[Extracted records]
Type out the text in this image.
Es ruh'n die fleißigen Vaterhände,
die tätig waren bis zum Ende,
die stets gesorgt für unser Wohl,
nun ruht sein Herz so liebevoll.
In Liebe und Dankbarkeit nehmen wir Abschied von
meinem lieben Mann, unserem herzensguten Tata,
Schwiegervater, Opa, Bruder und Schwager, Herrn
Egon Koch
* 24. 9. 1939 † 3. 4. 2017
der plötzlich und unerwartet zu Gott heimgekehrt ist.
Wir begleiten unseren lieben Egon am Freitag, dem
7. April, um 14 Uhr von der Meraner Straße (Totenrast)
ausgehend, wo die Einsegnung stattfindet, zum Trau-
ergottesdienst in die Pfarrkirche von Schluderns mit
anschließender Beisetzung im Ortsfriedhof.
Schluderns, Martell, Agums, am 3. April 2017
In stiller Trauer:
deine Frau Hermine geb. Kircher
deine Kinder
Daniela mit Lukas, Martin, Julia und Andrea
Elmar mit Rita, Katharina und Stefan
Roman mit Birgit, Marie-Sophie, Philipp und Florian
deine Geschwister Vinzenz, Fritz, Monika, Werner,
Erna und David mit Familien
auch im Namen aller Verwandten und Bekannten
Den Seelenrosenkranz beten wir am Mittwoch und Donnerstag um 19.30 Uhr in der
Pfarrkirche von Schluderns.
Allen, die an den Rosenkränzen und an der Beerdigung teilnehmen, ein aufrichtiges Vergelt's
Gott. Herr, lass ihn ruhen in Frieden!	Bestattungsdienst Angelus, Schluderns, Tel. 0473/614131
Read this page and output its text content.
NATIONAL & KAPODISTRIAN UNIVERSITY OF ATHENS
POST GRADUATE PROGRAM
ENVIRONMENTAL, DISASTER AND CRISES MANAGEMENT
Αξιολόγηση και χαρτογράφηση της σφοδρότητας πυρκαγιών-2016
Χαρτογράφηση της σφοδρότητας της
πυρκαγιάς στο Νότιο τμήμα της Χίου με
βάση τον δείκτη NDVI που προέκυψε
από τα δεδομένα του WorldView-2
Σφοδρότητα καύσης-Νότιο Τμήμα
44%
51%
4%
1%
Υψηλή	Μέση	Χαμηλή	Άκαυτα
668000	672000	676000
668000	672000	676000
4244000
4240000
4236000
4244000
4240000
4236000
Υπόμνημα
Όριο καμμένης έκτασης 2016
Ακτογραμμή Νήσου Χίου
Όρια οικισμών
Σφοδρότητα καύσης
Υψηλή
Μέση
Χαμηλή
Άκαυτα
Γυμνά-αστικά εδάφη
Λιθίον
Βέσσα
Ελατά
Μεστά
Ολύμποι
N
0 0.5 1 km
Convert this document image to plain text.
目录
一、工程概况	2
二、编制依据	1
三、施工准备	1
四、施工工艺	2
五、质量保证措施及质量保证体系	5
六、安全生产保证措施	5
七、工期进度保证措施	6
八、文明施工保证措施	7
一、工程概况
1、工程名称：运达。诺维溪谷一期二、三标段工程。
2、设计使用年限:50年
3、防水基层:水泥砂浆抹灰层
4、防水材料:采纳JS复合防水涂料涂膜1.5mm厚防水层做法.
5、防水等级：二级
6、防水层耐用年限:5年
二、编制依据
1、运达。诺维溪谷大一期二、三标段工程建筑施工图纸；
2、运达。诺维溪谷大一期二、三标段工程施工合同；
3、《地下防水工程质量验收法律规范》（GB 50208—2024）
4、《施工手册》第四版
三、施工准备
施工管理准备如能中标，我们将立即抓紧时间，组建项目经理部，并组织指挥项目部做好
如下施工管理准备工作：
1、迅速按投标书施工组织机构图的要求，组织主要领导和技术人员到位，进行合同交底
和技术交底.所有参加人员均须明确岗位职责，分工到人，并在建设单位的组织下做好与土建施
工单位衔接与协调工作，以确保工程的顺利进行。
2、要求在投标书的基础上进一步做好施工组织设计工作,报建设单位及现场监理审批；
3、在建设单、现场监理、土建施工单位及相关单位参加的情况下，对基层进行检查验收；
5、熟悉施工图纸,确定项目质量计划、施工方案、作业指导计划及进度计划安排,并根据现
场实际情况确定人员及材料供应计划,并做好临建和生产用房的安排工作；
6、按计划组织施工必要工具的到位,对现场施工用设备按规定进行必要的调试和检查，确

DIRECTIONS FOR THIS TASK: Pick out the lines that include the word "deine" and write them out.

EXERCISE ANSWER:
deine Frau Hermine geb. Kircher
deine Kinder
deine Geschwister Vinzenz, Fritz, Monika, Werner,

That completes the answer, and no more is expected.